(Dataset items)

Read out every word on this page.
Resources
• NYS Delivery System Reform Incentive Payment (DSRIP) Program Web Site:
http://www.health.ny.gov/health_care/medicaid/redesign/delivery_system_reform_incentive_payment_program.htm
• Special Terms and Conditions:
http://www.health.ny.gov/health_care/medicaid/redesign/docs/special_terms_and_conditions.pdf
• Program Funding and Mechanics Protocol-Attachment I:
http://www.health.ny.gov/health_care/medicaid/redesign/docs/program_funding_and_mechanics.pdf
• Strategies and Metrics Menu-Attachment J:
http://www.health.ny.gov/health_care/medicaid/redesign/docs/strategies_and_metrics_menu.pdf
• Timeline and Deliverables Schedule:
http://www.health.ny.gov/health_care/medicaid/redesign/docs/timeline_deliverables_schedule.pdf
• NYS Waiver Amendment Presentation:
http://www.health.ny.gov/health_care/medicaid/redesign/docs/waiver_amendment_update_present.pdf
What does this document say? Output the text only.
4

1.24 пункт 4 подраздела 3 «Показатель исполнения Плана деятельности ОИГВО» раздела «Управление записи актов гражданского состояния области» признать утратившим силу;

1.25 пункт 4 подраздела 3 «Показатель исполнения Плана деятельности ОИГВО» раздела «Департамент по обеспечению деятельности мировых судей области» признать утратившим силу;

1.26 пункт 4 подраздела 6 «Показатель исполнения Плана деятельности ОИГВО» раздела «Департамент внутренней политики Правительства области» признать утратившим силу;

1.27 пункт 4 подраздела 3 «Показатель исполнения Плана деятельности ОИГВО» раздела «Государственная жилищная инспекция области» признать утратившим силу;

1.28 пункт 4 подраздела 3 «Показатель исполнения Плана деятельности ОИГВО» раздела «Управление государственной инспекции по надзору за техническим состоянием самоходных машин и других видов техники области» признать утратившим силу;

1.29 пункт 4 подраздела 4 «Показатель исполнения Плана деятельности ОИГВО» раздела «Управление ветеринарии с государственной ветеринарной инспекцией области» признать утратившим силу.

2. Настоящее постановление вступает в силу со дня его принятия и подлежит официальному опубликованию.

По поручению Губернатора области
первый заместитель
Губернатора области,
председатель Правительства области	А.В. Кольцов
---
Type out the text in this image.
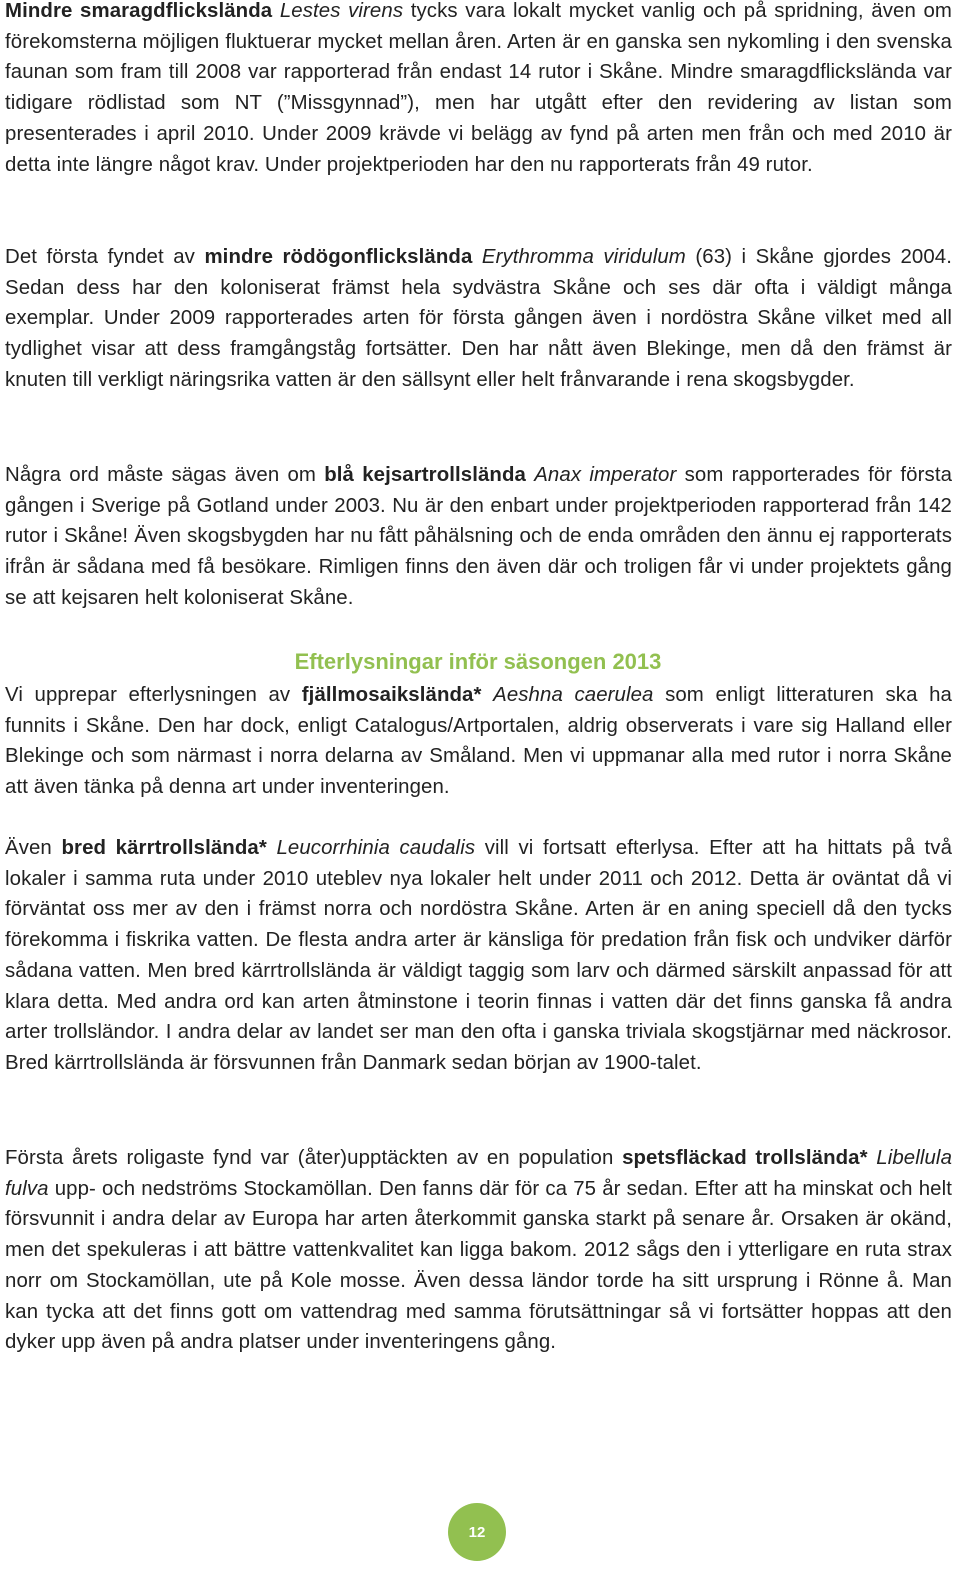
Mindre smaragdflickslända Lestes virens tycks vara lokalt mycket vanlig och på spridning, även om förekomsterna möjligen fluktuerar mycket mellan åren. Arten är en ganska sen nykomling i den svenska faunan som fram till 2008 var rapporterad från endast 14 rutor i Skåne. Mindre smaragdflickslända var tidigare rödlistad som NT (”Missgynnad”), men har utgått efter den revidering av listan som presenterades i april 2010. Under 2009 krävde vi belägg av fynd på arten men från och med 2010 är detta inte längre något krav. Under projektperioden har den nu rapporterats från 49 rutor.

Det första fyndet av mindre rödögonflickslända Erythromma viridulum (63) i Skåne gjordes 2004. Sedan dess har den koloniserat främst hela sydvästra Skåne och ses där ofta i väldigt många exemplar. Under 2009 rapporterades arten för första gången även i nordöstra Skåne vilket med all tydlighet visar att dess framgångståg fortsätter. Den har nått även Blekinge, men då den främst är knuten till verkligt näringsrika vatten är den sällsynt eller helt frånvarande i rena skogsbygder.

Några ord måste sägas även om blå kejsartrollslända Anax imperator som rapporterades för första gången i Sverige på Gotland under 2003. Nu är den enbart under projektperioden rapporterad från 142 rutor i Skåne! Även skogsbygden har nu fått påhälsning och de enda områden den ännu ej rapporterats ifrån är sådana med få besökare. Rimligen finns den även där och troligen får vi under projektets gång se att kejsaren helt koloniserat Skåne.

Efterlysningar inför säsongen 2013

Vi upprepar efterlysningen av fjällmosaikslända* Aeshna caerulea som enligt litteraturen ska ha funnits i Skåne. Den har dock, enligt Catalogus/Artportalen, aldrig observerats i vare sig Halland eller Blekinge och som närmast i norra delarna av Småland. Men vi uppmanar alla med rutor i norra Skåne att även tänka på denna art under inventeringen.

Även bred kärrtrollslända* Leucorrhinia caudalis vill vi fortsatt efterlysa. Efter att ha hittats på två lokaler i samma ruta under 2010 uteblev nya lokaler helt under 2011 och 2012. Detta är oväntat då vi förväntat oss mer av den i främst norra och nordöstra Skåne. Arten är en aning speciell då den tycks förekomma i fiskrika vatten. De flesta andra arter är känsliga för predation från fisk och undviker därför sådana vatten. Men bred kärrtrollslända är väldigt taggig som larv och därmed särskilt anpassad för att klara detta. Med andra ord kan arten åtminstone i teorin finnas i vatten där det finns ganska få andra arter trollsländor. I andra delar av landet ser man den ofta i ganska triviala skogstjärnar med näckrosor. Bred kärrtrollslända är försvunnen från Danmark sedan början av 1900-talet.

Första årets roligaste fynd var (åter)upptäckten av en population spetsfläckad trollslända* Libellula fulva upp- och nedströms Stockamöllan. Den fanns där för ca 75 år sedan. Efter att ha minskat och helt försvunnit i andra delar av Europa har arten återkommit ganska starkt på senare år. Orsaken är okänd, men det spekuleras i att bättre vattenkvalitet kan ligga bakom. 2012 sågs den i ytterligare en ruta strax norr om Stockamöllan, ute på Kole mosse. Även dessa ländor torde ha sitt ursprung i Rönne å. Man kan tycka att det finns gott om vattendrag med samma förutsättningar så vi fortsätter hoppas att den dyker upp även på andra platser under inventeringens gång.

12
...
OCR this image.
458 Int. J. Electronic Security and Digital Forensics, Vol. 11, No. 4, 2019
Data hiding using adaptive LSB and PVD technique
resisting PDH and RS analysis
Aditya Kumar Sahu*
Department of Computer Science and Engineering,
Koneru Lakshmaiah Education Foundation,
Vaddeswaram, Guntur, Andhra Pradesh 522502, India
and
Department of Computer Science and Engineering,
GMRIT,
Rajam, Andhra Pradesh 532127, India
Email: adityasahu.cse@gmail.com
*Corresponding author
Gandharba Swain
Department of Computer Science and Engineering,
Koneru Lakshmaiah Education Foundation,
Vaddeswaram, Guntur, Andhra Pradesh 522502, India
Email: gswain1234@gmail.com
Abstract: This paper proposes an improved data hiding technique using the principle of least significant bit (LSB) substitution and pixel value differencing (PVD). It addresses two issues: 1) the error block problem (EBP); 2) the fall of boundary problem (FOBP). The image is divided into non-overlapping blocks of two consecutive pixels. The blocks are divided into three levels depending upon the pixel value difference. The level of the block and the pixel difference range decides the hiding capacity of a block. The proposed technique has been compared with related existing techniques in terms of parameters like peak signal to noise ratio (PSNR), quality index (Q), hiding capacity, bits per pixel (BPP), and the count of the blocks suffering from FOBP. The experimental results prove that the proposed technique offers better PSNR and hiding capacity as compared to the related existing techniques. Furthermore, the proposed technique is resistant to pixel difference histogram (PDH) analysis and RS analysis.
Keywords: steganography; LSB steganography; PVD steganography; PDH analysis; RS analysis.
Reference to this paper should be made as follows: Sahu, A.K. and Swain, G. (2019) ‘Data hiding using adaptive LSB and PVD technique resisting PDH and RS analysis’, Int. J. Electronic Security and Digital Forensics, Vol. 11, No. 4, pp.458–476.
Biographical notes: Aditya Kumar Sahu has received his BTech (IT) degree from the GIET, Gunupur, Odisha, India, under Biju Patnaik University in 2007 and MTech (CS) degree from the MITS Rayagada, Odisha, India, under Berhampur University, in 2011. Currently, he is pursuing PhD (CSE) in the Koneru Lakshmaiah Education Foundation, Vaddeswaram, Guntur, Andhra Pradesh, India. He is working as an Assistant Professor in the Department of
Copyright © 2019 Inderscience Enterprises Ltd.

**SET EXERCISE**
Copy each line of the listing that includes "Губернатора".

**TASK RESULT**
По поручению Губернатора области
Губернатора области,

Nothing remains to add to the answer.